--- Start of TASK INPUT ---

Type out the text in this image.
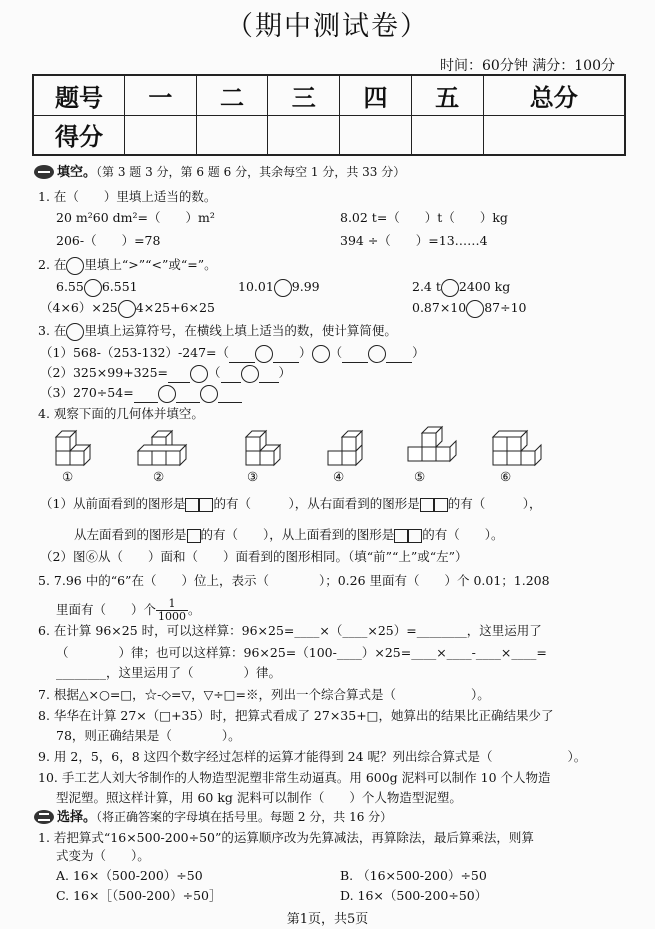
（期中测试卷）
时间：60分钟 满分：100分
题号	一	二	三	四	五	总分
得分						
填空。（第 3 题 3 分，第 6 题 6 分，其余每空 1 分，共 33 分）
1. 在（　　）里填上适当的数。
20 m²60 dm²=（　　）m²	8.02 t=（　　）t（　　）kg
206-（　　）=78	394 ÷（　　）=13……4
2. 在 里填上“>”“<”或“=”。
6.55 6.551	10.01 9.99	2.4 t 2400 kg
（4×6）×25 4×25+6×25	0.87×10 87÷10
3. 在 里填上运算符号，在横线上填上适当的数，使计算简便。
（1）568-（253-132）-247=（	） （	）
（2）325×99+325=	（	）
（3）270÷54=
4. 观察下面的几何体并填空。
①	②	③	④	⑤	⑥
（1）从前面看到的图形是 的有（　　　），从右面看到的图形是 的有（　　　），
从左面看到的图形是 的有（　　），从上面看到的图形是 的有（　　）。
（2）图⑥从（　　）面和（　　）面看到的图形相同。（填“前”“上”或“左”）
5. 7.96 中的“6”在（　　）位上，表示（　　　　）；0.26 里面有（　　）个 0.01；1.208
里面有（　　）个 $\frac{1}{1000}$ 。
6. 在计算 96×25 时，可以这样算：96×25=____×（____×25）=________，这里运用了
（　　　　）律；也可以这样算：96×25=（100-____）×25=____×____-____×____=
________，这里运用了（　　　　）律。
7. 根据△×○=□，☆-◇=▽，▽÷□=※，列出一个综合算式是（　　　　　　）。
8. 华华在计算 27×（□+35）时，把算式看成了 27×35+□，她算出的结果比正确结果少了
78，则正确结果是（　　　　）。
9. 用 2，5，6，8 这四个数字经过怎样的运算才能得到 24 呢？列出综合算式是（　　　　　　）。
10. 手工艺人刘大爷制作的人物造型泥塑非常生动逼真。用 600g 泥料可以制作 10 个人物造
型泥塑。照这样计算，用 60 kg 泥料可以制作（　　）个人物造型泥塑。
选择。（将正确答案的字母填在括号里。每题 2 分，共 16 分）
1. 若把算式“16×500-200÷50”的运算顺序改为先算减法，再算除法，最后算乘法，则算
式变为（　　）。
A. 16×（500-200）÷50	B. （16×500-200）÷50
C. 16×［（500-200）÷50］	D. 16×（500-200÷50）
第1页，共5页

--- End of TASK INPUT ---

BRIEF:
Your task is to copy the entries in full and exactly, without any images.

FINAL RESULT:
Type out the text in this image.
（期中测试卷）
时间：60分钟 满分：100分
题号	一	二	三	四	五	总分
得分						
填空。（第 3 题 3 分，第 6 题 6 分，其余每空 1 分，共 33 分）
1. 在（　　）里填上适当的数。
20 m²60 dm²=（　　）m²	8.02 t=（　　）t（　　）kg
206-（　　）=78	394 ÷（　　）=13……4
2. 在 里填上“>”“<”或“=”。
6.55 6.551	10.01 9.99	2.4 t 2400 kg
（4×6）×25 4×25+6×25	0.87×10 87÷10
3. 在 里填上运算符号，在横线上填上适当的数，使计算简便。
（1）568-（253-132）-247=（	） （	）
（2）325×99+325=	（	）
（3）270÷54=
4. 观察下面的几何体并填空。
①	②	③	④	⑤	⑥
（1）从前面看到的图形是 的有（　　　），从右面看到的图形是 的有（　　　），
从左面看到的图形是 的有（　　），从上面看到的图形是 的有（　　）。
（2）图⑥从（　　）面和（　　）面看到的图形相同。（填“前”“上”或“左”）
5. 7.96 中的“6”在（　　）位上，表示（　　　　）；0.26 里面有（　　）个 0.01；1.208
里面有（　　）个 $\frac{1}{1000}$ 。
6. 在计算 96×25 时，可以这样算：96×25=____×（____×25）=________，这里运用了
（　　　　）律；也可以这样算：96×25=（100-____）×25=____×____-____×____=
________，这里运用了（　　　　）律。
7. 根据△×○=□，☆-◇=▽，▽÷□=※，列出一个综合算式是（　　　　　　）。
8. 华华在计算 27×（□+35）时，把算式看成了 27×35+□，她算出的结果比正确结果少了
78，则正确结果是（　　　　）。
9. 用 2，5，6，8 这四个数字经过怎样的运算才能得到 24 呢？列出综合算式是（　　　　　　）。
10. 手工艺人刘大爷制作的人物造型泥塑非常生动逼真。用 600g 泥料可以制作 10 个人物造
型泥塑。照这样计算，用 60 kg 泥料可以制作（　　）个人物造型泥塑。
选择。（将正确答案的字母填在括号里。每题 2 分，共 16 分）
1. 若把算式“16×500-200÷50”的运算顺序改为先算减法，再算除法，最后算乘法，则算
式变为（　　）。
A. 16×（500-200）÷50	B. （16×500-200）÷50
C. 16×［（500-200）÷50］	D. 16×（500-200÷50）
第1页，共5页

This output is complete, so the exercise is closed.